THE PROBLEM: Select the lines of the records containing the word "document" and list them.

Recorded data:
— BEGIN —
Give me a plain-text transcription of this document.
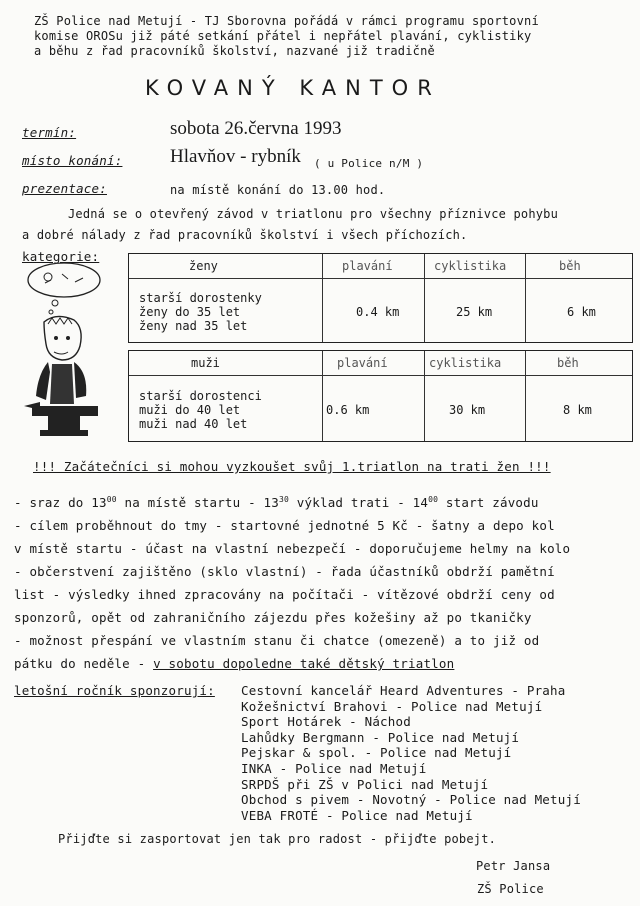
ZŠ Police nad Metují - TJ Sborovna pořádá v rámci programu sportovní
komise OROSu již páté setkání přátel i nepřátel plavání, cyklistiky
a běhu z řad pracovníků školství, nazvané již tradičně
KOVANÝ KANTOR
termín:	sobota 26.června 1993
místo konání:	Hlavňov - rybník ( u Police n/M )
prezentace:	na místě konání do 13.00 hod.
Jedná se o otevřený závod v triatlonu pro všechny příznivce pohybu
a dobré nálady z řad pracovníků školství i všech příchozích.
kategorie:
ženy	plavání	cyklistika	běh
starší dorostenky
ženy do 35 let
ženy nad 35 let
0.4 km	25 km	6 km
muži	plavání	cyklistika	běh
starší dorostenci
muži do 40 let
muži nad 40 let
0.6 km	30 km	8 km
!!! Začátečníci si mohou vyzkoušet svůj 1.triatlon na trati žen !!!
- sraz do $13^{00}$ na místě startu - $13^{30}$ výklad trati - $14^{00}$ start závodu
- cílem proběhnout do tmy - startovné jednotné 5 Kč - šatny a depo kol
v místě startu - účast na vlastní nebezpečí - doporučujeme helmy na kolo
- občerstvení zajištěno (sklo vlastní) - řada účastníků obdrží pamětní
list - výsledky ihned zpracovány na počítači - vítězové obdrží ceny od
sponzorů, opět od zahraničního zájezdu přes kožešiny až po tkaničky
- možnost přespání ve vlastním stanu či chatce (omezeně) a to již od
pátku do neděle - v sobotu dopoledne také dětský triatlon
letošní ročník sponzorují: Cestovní kancelář Heard Adventures - Praha
Kožešnictví Brahovi - Police nad Metují
Sport Hotárek - Náchod
Lahůdky Bergmann - Police nad Metují
Pejskar & spol. - Police nad Metují
INKA - Police nad Metují
SRPDŠ při ZŠ v Polici nad Metují
Obchod s pivem - Novotný - Police nad Metují
VEBA FROTÉ - Police nad Metují
Přijďte si zasportovat jen tak pro radost - přijďte pobejt.
Petr Jansa
ZŠ Police
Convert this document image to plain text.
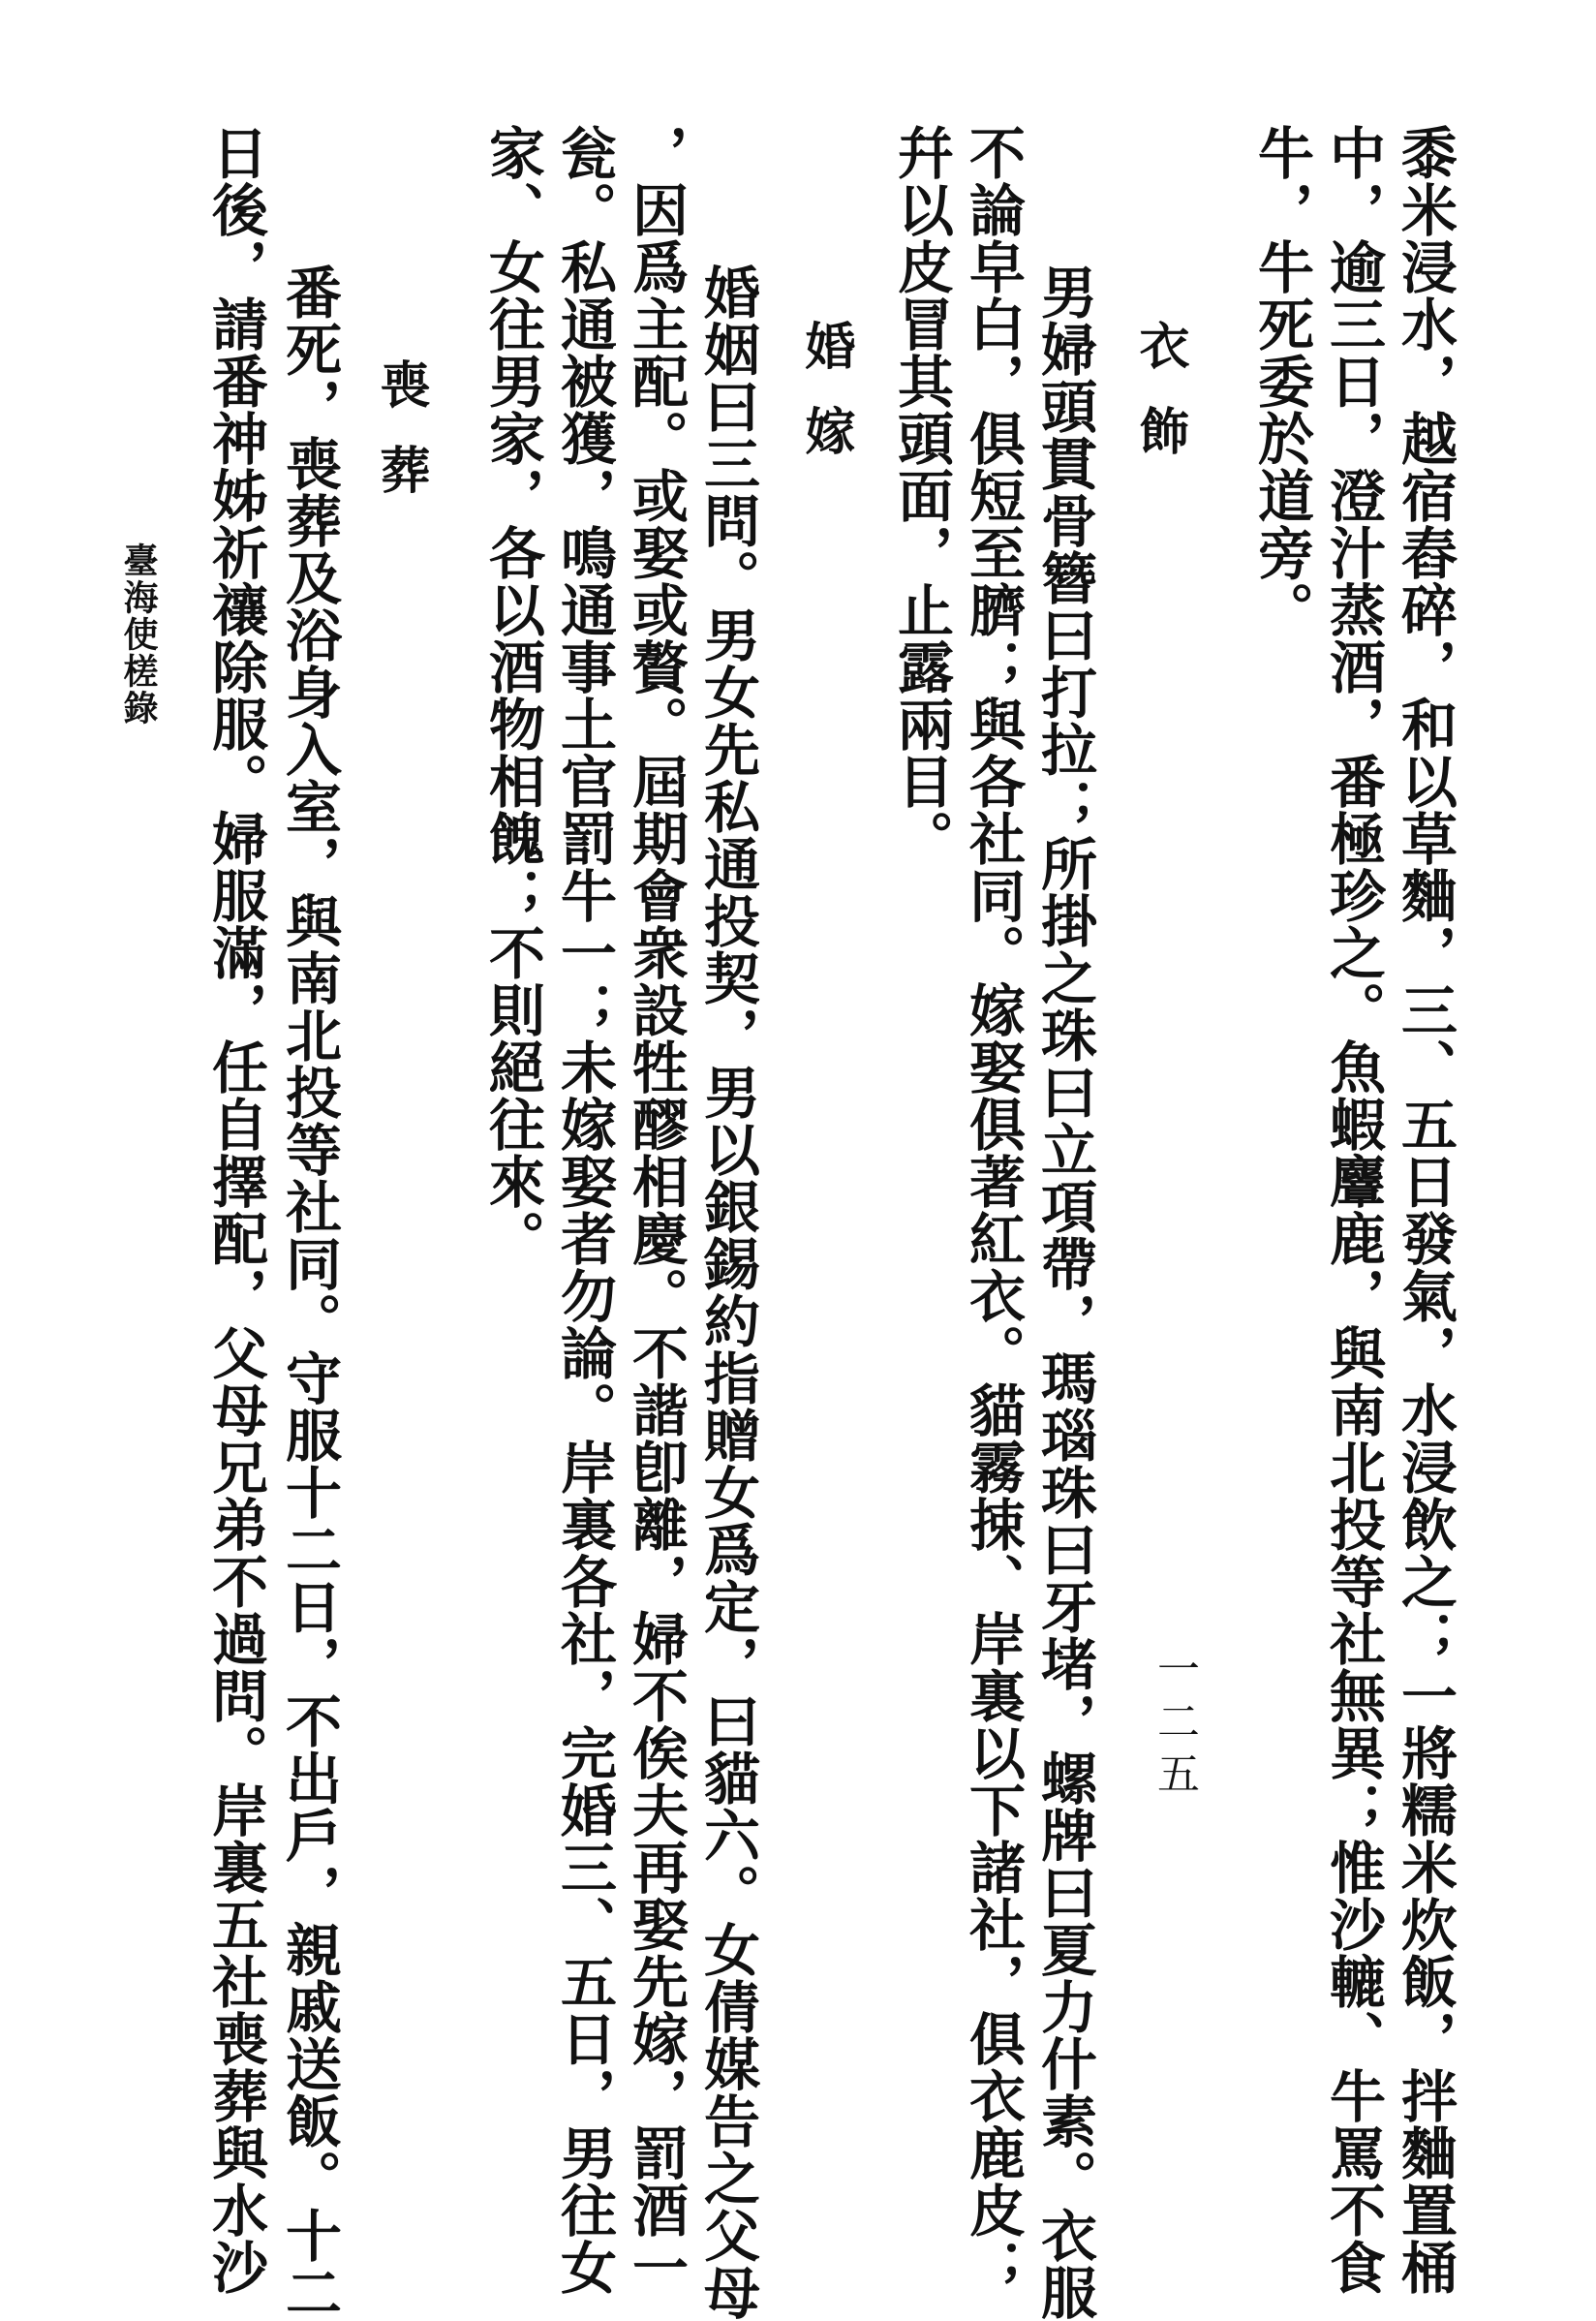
黍米浸水，越宿舂碎，和以草麯，三、五日發氣，水浸飲之；一將糯米炊飯，拌麯置桶
中，逾三日，澄汁蒸酒，番極珍之。魚蝦麞鹿，與南北投等社無異；惟沙轆、牛罵不食
牛，牛死委於道旁。
衣飾
男婦頭貫骨簪曰打拉；所掛之珠曰立項帶，瑪瑙珠曰牙堵，螺牌曰夏力什素。衣服
不論皁白，俱短至臍；與各社同。嫁娶俱著紅衣。貓霧捒、岸裏以下諸社，俱衣鹿皮；
幷以皮冒其頭面，止露兩目。
婚嫁
婚姻曰三問。男女先私通投契，男以銀錫約指贈女爲定，曰貓六。女倩媒告之父母
，因爲主配。或娶或贅。屆期會衆設牲醪相慶。不諧卽離，婦不俟夫再娶先嫁，罰酒一
瓮。私通被獲，鳴通事土官罰牛一；未嫁娶者勿論。岸裏各社，完婚三、五日，男往女
家、女往男家，各以酒物相餽；不則絕往來。
喪葬
番死，喪葬及浴身入室，與南北投等社同。守服十二日，不出戶，親戚送飯。十二
日後，請番神姊祈禳除服。婦服滿，任自擇配，父母兄弟不過問。岸裏五社喪葬與水沙	一二五
臺海使槎錄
— END —
WRITTEN RESPONSE:
Give me a plain-text transcription of this document.
Convert this document image to plain text.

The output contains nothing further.